Copy everything in the listing below word for word, apart from any images.

☆ ☆ ☆ ☆

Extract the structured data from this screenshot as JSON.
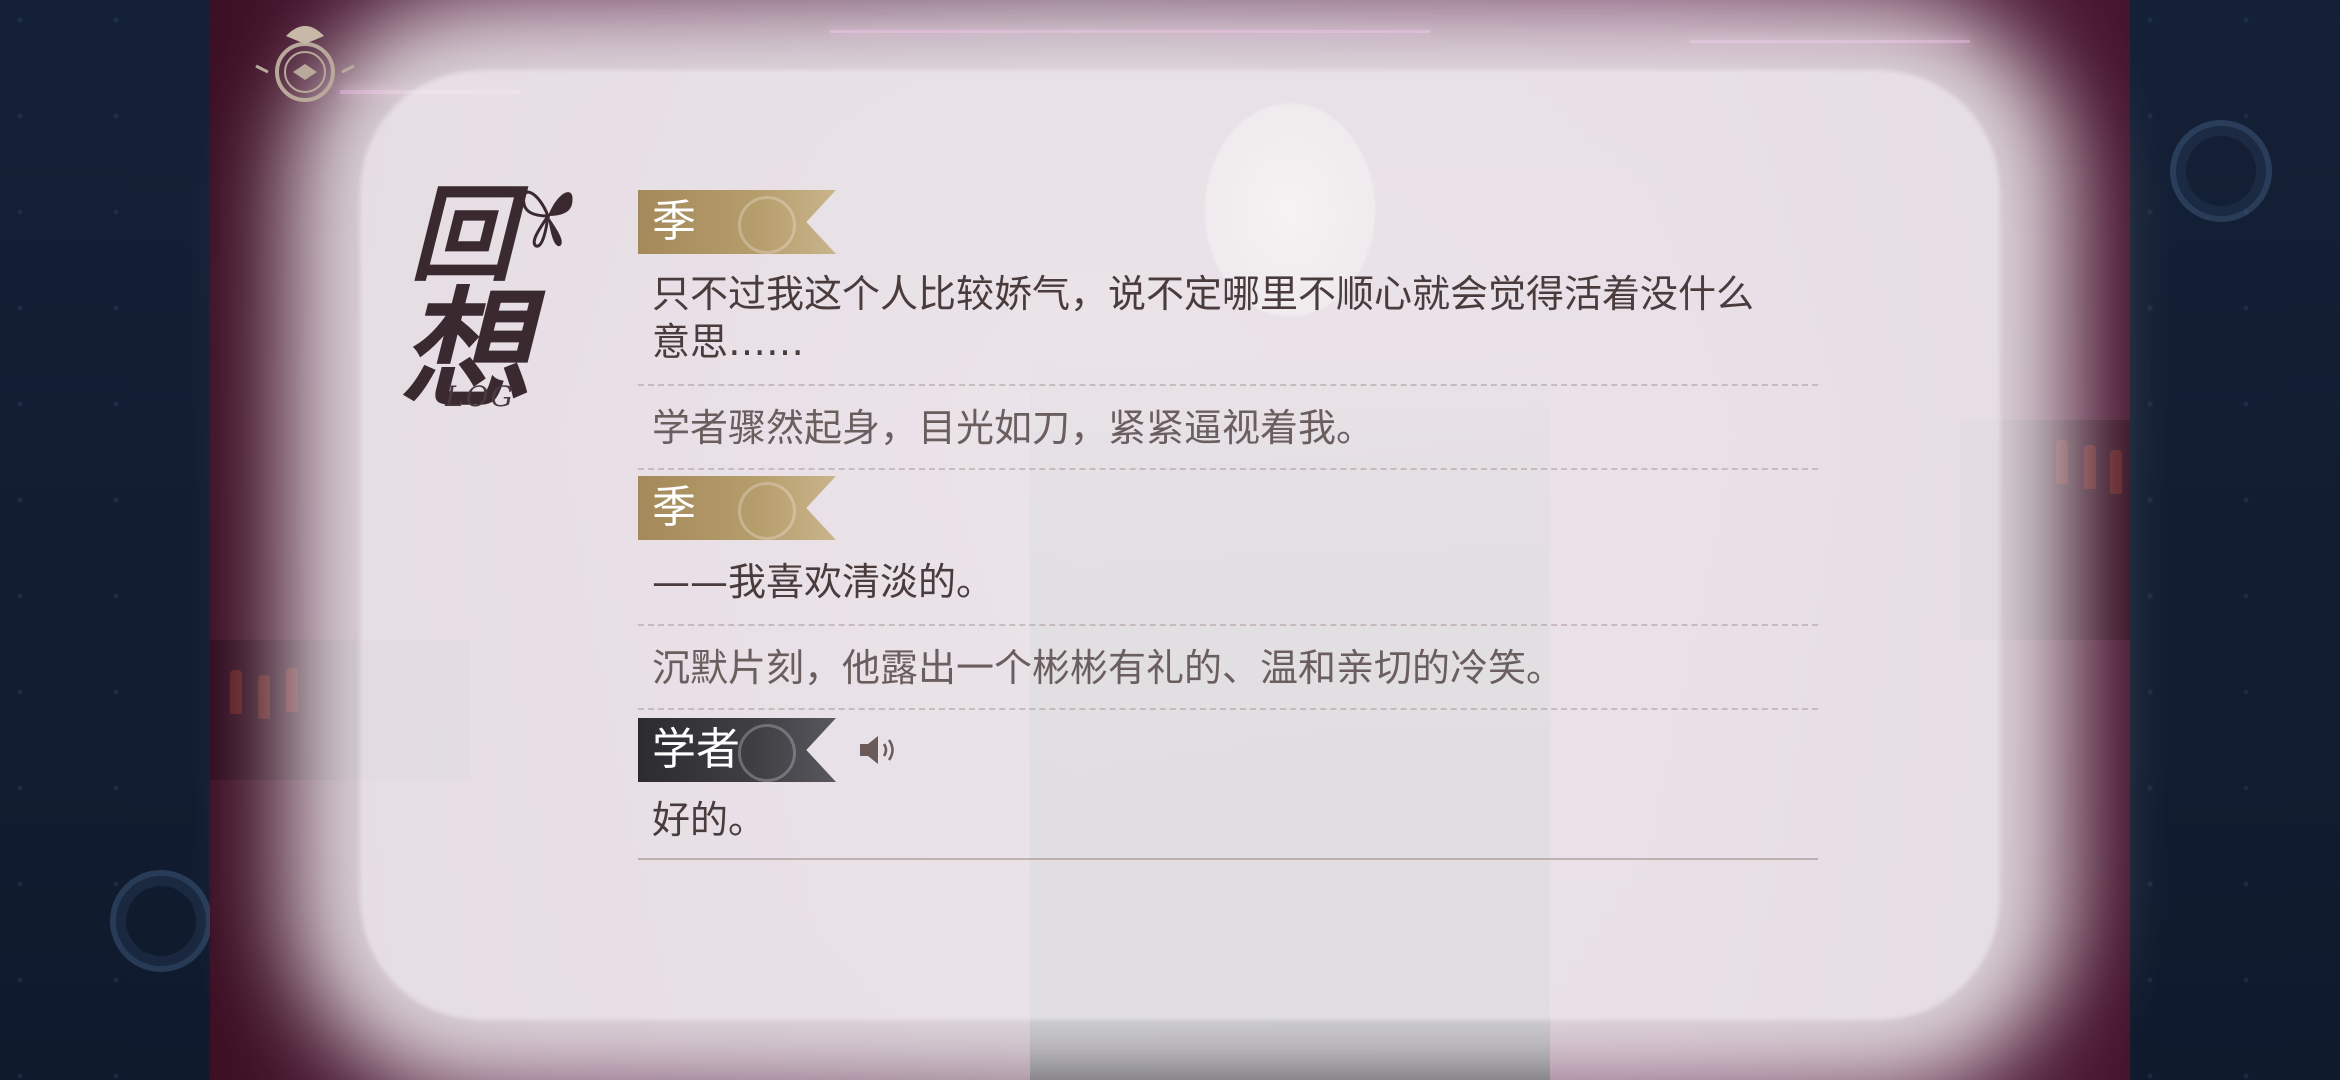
{
  "app": {
    "screen": "log"
  },
  "header": {
    "title_line1": "回",
    "title_line2": "想",
    "title_sub": "LOG"
  },
  "entries": [
    {
      "speaker": "季",
      "style": "gold",
      "text": "只不过我这个人比较娇气，说不定哪里不顺心就会觉得活着没什么意思……",
      "voice": false
    },
    {
      "speaker": "",
      "style": "narration",
      "text": "学者骤然起身，目光如刀，紧紧逼视着我。",
      "voice": false
    },
    {
      "speaker": "季",
      "style": "gold",
      "text": "——我喜欢清淡的。",
      "voice": false
    },
    {
      "speaker": "",
      "style": "narration",
      "text": "沉默片刻，他露出一个彬彬有礼的、温和亲切的冷笑。",
      "voice": false
    },
    {
      "speaker": "学者",
      "style": "dark",
      "text": "好的。",
      "voice": true
    }
  ],
  "icons": {
    "menu": "compass-emblem-icon",
    "voice": "speaker-icon",
    "decoration": "butterfly-icon"
  },
  "colors": {
    "gold_tag": "#b69d6c",
    "dark_tag": "#3f3f44",
    "side_panel": "#142036"
  }
}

☆ ☆ ☆ ☆

## OUTPUT FOR THIS TASK
Extract the structured data from this screenshot as JSON.
{
  "app": {
    "screen": "log"
  },
  "header": {
    "title_line1": "回",
    "title_line2": "想",
    "title_sub": "LOG"
  },
  "entries": [
    {
      "speaker": "季",
      "style": "gold",
      "text": "只不过我这个人比较娇气，说不定哪里不顺心就会觉得活着没什么意思……",
      "voice": false
    },
    {
      "speaker": "",
      "style": "narration",
      "text": "学者骤然起身，目光如刀，紧紧逼视着我。",
      "voice": false
    },
    {
      "speaker": "季",
      "style": "gold",
      "text": "——我喜欢清淡的。",
      "voice": false
    },
    {
      "speaker": "",
      "style": "narration",
      "text": "沉默片刻，他露出一个彬彬有礼的、温和亲切的冷笑。",
      "voice": false
    },
    {
      "speaker": "学者",
      "style": "dark",
      "text": "好的。",
      "voice": true
    }
  ],
  "icons": {
    "menu": "compass-emblem-icon",
    "voice": "speaker-icon",
    "decoration": "butterfly-icon"
  },
  "colors": {
    "gold_tag": "#b69d6c",
    "dark_tag": "#3f3f44",
    "side_panel": "#142036"
  }
}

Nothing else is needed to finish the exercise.